## START Task input

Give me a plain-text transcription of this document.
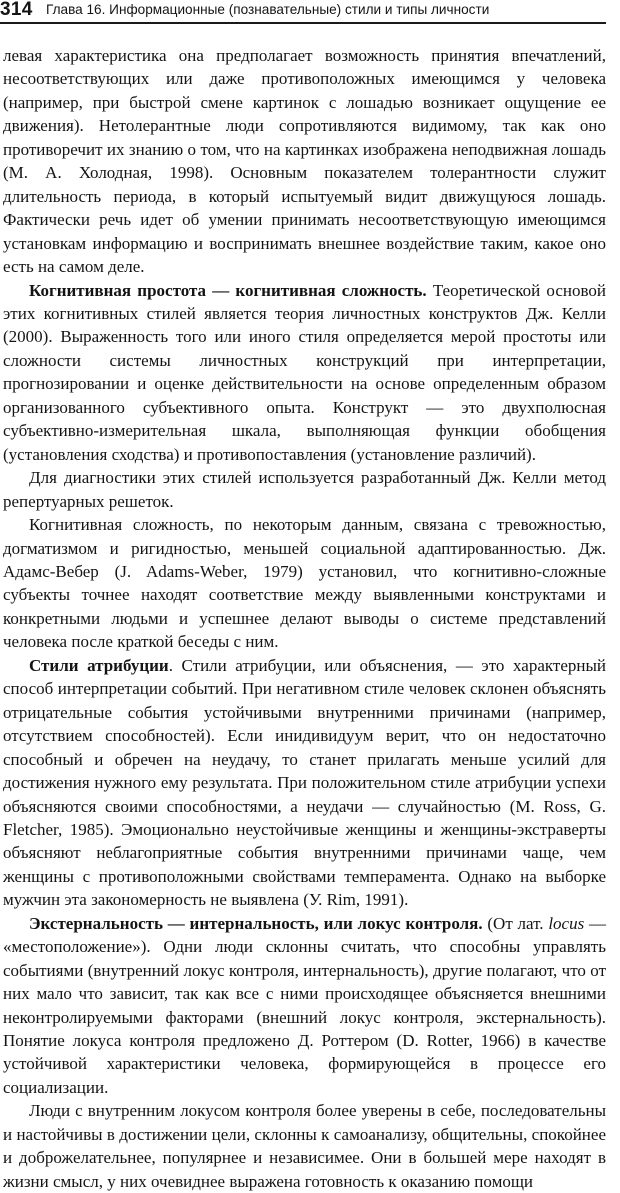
314 Глава 16. Информационные (познавательные) стили и типы личности

левая характеристика она предполагает возможность принятия впечатлений, несоответствующих или даже противоположных имеющимся у человека (например, при быстрой смене картинок с лошадью возникает ощущение ее движения). Нетолерантные люди сопротивляются видимому, так как оно противоречит их знанию о том, что на картинках изображена неподвижная лошадь (М. А. Холодная, 1998). Основным показателем толерантности служит длительность периода, в который испытуемый видит движущуюся лошадь. Фактически речь идет об умении принимать несоответствующую имеющимся установкам информацию и воспринимать внешнее воздействие таким, какое оно есть на самом деле.

Когнитивная простота — когнитивная сложность. Теоретической основой этих когнитивных стилей является теория личностных конструктов Дж. Келли (2000). Выраженность того или иного стиля определяется мерой простоты или сложности системы личностных конструкций при интерпретации, прогнозировании и оценке действительности на основе определенным образом организованного субъективного опыта. Конструкт — это двухполюсная субъективно-измерительная шкала, выполняющая функции обобщения (установления сходства) и противопоставления (установление различий).

Для диагностики этих стилей используется разработанный Дж. Келли метод репертуарных решеток.

Когнитивная сложность, по некоторым данным, связана с тревожностью, догматизмом и ригидностью, меньшей социальной адаптированностью. Дж. Адамс-Вебер (J. Adams-Weber, 1979) установил, что когнитивно-сложные субъекты точнее находят соответствие между выявленными конструктами и конкретными людьми и успешнее делают выводы о системе представлений человека после краткой беседы с ним.

Стили атрибуции. Стили атрибуции, или объяснения, — это характерный способ интерпретации событий. При негативном стиле человек склонен объяснять отрицательные события устойчивыми внутренними причинами (например, отсутствием способностей). Если инидивидуум верит, что он недостаточно способный и обречен на неудачу, то станет прилагать меньше усилий для достижения нужного ему результата. При положительном стиле атрибуции успехи объясняются своими способностями, а неудачи — случайностью (M. Ross, G. Fletcher, 1985). Эмоционально неустойчивые женщины и женщины-экстраверты объясняют неблагоприятные события внутренними причинами чаще, чем женщины с противоположными свойствами темперамента. Однако на выборке мужчин эта закономерность не выявлена (У. Rim, 1991).

Экстернальность — интернальность, или локус контроля. (От лат. locus — «местоположение»). Одни люди склонны считать, что способны управлять событиями (внутренний локус контроля, интернальность), другие полагают, что от них мало что зависит, так как все с ними происходящее объясняется внешними неконтролируемыми факторами (внешний локус контроля, экстернальность). Понятие локуса контроля предложено Д. Роттером (D. Rotter, 1966) в качестве устойчивой характеристики человека, формирующейся в процессе его социализации.

Люди с внутренним локусом контроля более уверены в себе, последовательны и настойчивы в достижении цели, склонны к самоанализу, общительны, спокойнее и доброжелательнее, популярнее и независимее. Они в большей мере находят в жизни смысл, у них очевиднее выражена готовность к оказанию помощи
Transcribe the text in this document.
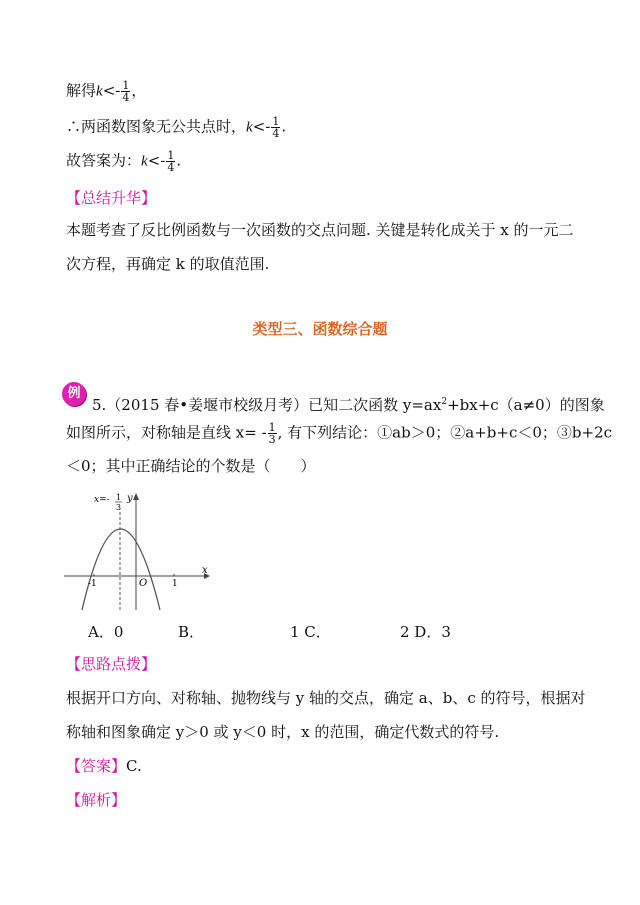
解得$k<- \frac{1}{4}$ ，
∴两函数图象无公共点时，$k<- \frac{1}{4}$ .
故答案为：$k<- \frac{1}{4}$ .
【总结升华】
本题考查了反比例函数与一次函数的交点问题. 关键是转化成关于 x 的一元二
次方程，再确定 k 的取值范围.
类型三、函数综合题
例
5.（2015 春•姜堰市校级月考）已知二次函数 $y=ax^2+bx+c(a\ne 0)$的图象
如图所示，对称轴是直线 $x= - \frac{1}{3}$ , 有下列结论：①ab＞0；②a+b+c＜0；③b+2c
＜0；其中正确结论的个数是（　　）
x=- 1
3
y
x
O
-1	1
A．0	B．	1 C．	2 D．3
【思路点拨】
根据开口方向、对称轴、抛物线与 y 轴的交点，确定 a、b、c 的符号，根据对
称轴和图象确定 y＞0 或 y＜0 时，x 的范围，确定代数式的符号.
【答案】C.
【解析】
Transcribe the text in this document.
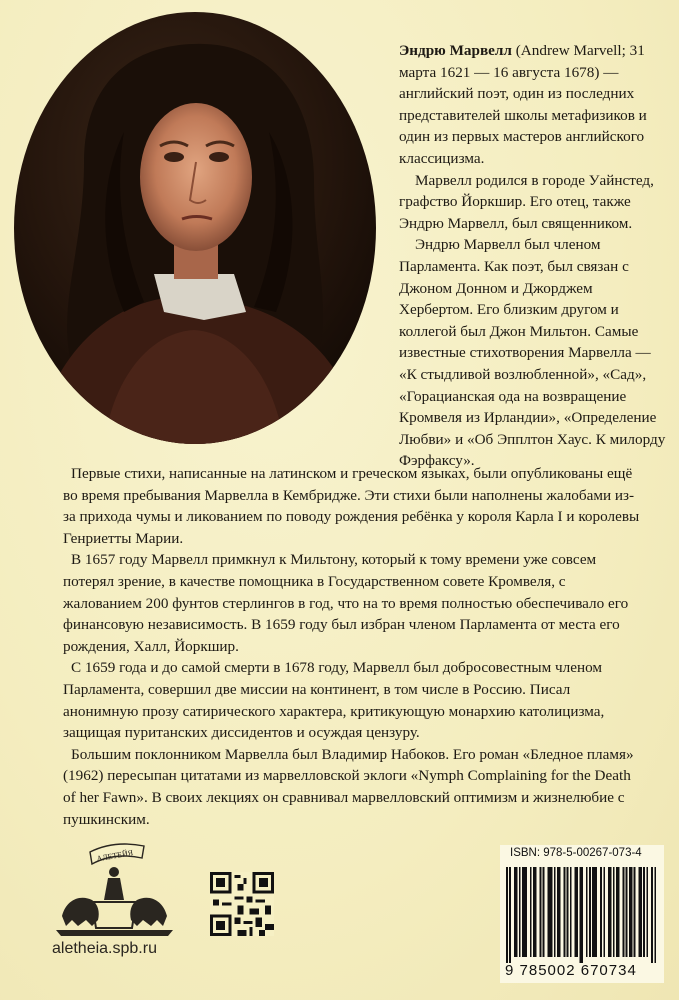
Эндрю Марвелл (Andrew Marvell; 31 марта 1621 — 16 августа 1678) — английский поэт, один из последних представителей школы метафизиков и один из первых мастеров английского классицизма.

Марвелл родился в городе Уайнстед, графство Йоркшир. Его отец, также Эндрю Марвелл, был священником.

Эндрю Марвелл был членом Парламента. Как поэт, был связан с Джоном Донном и Джорджем Хербертом. Его близким другом и коллегой был Джон Мильтон. Самые известные стихотворения Марвелла — «К стыдливой возлюбленной», «Сад», «Горацианская ода на возвращение Кромвеля из Ирландии», «Определение Любви» и «Об Эпплтон Хаус. К милорду Фэрфаксу».

Первые стихи, написанные на латинском и греческом языках, были опубликованы ещё во время пребывания Марвелла в Кембридже. Эти стихи были наполнены жалобами из-за прихода чумы и ликованием по поводу рождения ребёнка у короля Карла I и королевы Генриетты Марии.

В 1657 году Марвелл примкнул к Мильтону, который к тому времени уже совсем потерял зрение, в качестве помощника в Государственном совете Кромвеля, с жалованием 200 фунтов стерлингов в год, что на то время полностью обеспечивало его финансовую независимость. В 1659 году был избран членом Парламента от места его рождения, Халл, Йоркшир.

С 1659 года и до самой смерти в 1678 году, Марвелл был добросовестным членом Парламента, совершил две миссии на континент, в том числе в Россию. Писал анонимную прозу сатирического характера, критикующую монархию католицизма, защищая пуританских диссидентов и осуждая цензуру.

Большим поклонником Марвелла был Владимир Набоков. Его роман «Бледное пламя» (1962) пересыпан цитатами из марвелловской эклоги «Nymph Complaining for the Death of her Fawn». В своих лекциях он сравнивал марвелловский оптимизм и жизнелюбие с пушкинским.

АЛЕТЕЙЯ
aletheia.spb.ru
ISBN: 978-5-00267-073-4
9 785002 670734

## END Task input

Task instructions>
The records shown above are to be repeated exactly, with the pictures left out.

Exercise output>
Give me a plain-text transcription of this document.
314 Глава 16. Информационные (познавательные) стили и типы личности

левая характеристика она предполагает возможность принятия впечатлений, несоответствующих или даже противоположных имеющимся у человека (например, при быстрой смене картинок с лошадью возникает ощущение ее движения). Нетолерантные люди сопротивляются видимому, так как оно противоречит их знанию о том, что на картинках изображена неподвижная лошадь (М. А. Холодная, 1998). Основным показателем толерантности служит длительность периода, в который испытуемый видит движущуюся лошадь. Фактически речь идет об умении принимать несоответствующую имеющимся установкам информацию и воспринимать внешнее воздействие таким, какое оно есть на самом деле.

Когнитивная простота — когнитивная сложность. Теоретической основой этих когнитивных стилей является теория личностных конструктов Дж. Келли (2000). Выраженность того или иного стиля определяется мерой простоты или сложности системы личностных конструкций при интерпретации, прогнозировании и оценке действительности на основе определенным образом организованного субъективного опыта. Конструкт — это двухполюсная субъективно-измерительная шкала, выполняющая функции обобщения (установления сходства) и противопоставления (установление различий).

Для диагностики этих стилей используется разработанный Дж. Келли метод репертуарных решеток.

Когнитивная сложность, по некоторым данным, связана с тревожностью, догматизмом и ригидностью, меньшей социальной адаптированностью. Дж. Адамс-Вебер (J. Adams-Weber, 1979) установил, что когнитивно-сложные субъекты точнее находят соответствие между выявленными конструктами и конкретными людьми и успешнее делают выводы о системе представлений человека после краткой беседы с ним.

Стили атрибуции. Стили атрибуции, или объяснения, — это характерный способ интерпретации событий. При негативном стиле человек склонен объяснять отрицательные события устойчивыми внутренними причинами (например, отсутствием способностей). Если инидивидуум верит, что он недостаточно способный и обречен на неудачу, то станет прилагать меньше усилий для достижения нужного ему результата. При положительном стиле атрибуции успехи объясняются своими способностями, а неудачи — случайностью (M. Ross, G. Fletcher, 1985). Эмоционально неустойчивые женщины и женщины-экстраверты объясняют неблагоприятные события внутренними причинами чаще, чем женщины с противоположными свойствами темперамента. Однако на выборке мужчин эта закономерность не выявлена (У. Rim, 1991).

Экстернальность — интернальность, или локус контроля. (От лат. locus — «местоположение»). Одни люди склонны считать, что способны управлять событиями (внутренний локус контроля, интернальность), другие полагают, что от них мало что зависит, так как все с ними происходящее объясняется внешними неконтролируемыми факторами (внешний локус контроля, экстернальность). Понятие локуса контроля предложено Д. Роттером (D. Rotter, 1966) в качестве устойчивой характеристики человека, формирующейся в процессе его социализации.

Люди с внутренним локусом контроля более уверены в себе, последовательны и настойчивы в достижении цели, склонны к самоанализу, общительны, спокойнее и доброжелательнее, популярнее и независимее. Они в большей мере находят в жизни смысл, у них очевиднее выражена готовность к оказанию помощи
Transcribe the text in this document.
解得$k<- \frac{1}{4}$ ，
∴两函数图象无公共点时，$k<- \frac{1}{4}$ .
故答案为：$k<- \frac{1}{4}$ .
【总结升华】
本题考查了反比例函数与一次函数的交点问题. 关键是转化成关于 x 的一元二
次方程，再确定 k 的取值范围.
类型三、函数综合题
例
5.（2015 春•姜堰市校级月考）已知二次函数 $y=ax^2+bx+c(a\ne 0)$的图象
如图所示，对称轴是直线 $x= - \frac{1}{3}$ , 有下列结论：①ab＞0；②a+b+c＜0；③b+2c
＜0；其中正确结论的个数是（　　）
x=- 1
3
y
x
O
-1	1
A．0	B．	1 C．	2 D．3
【思路点拨】
根据开口方向、对称轴、抛物线与 y 轴的交点，确定 a、b、c 的符号，根据对
称轴和图象确定 y＞0 或 y＜0 时，x 的范围，确定代数式的符号.
【答案】C.
【解析】
Transcribe the text in this document.
Эндрю Марвелл (Andrew Marvell; 31 марта 1621 — 16 августа 1678) — английский поэт, один из последних представителей школы метафизиков и один из первых мастеров английского классицизма.

Марвелл родился в городе Уайнстед, графство Йоркшир. Его отец, также Эндрю Марвелл, был священником.

Эндрю Марвелл был членом Парламента. Как поэт, был связан с Джоном Донном и Джорджем Хербертом. Его близким другом и коллегой был Джон Мильтон. Самые известные стихотворения Марвелла — «К стыдливой возлюбленной», «Сад», «Горацианская ода на возвращение Кромвеля из Ирландии», «Определение Любви» и «Об Эпплтон Хаус. К милорду Фэрфаксу».

Первые стихи, написанные на латинском и греческом языках, были опубликованы ещё во время пребывания Марвелла в Кембридже. Эти стихи были наполнены жалобами из-за прихода чумы и ликованием по поводу рождения ребёнка у короля Карла I и королевы Генриетты Марии.

В 1657 году Марвелл примкнул к Мильтону, который к тому времени уже совсем потерял зрение, в качестве помощника в Государственном совете Кромвеля, с жалованием 200 фунтов стерлингов в год, что на то время полностью обеспечивало его финансовую независимость. В 1659 году был избран членом Парламента от места его рождения, Халл, Йоркшир.

С 1659 года и до самой смерти в 1678 году, Марвелл был добросовестным членом Парламента, совершил две миссии на континент, в том числе в Россию. Писал анонимную прозу сатирического характера, критикующую монархию католицизма, защищая пуританских диссидентов и осуждая цензуру.

Большим поклонником Марвелла был Владимир Набоков. Его роман «Бледное пламя» (1962) пересыпан цитатами из марвелловской эклоги «Nymph Complaining for the Death of her Fawn». В своих лекциях он сравнивал марвелловский оптимизм и жизнелюбие с пушкинским.

АЛЕТЕЙЯ
aletheia.spb.ru
ISBN: 978-5-00267-073-4
9 785002 670734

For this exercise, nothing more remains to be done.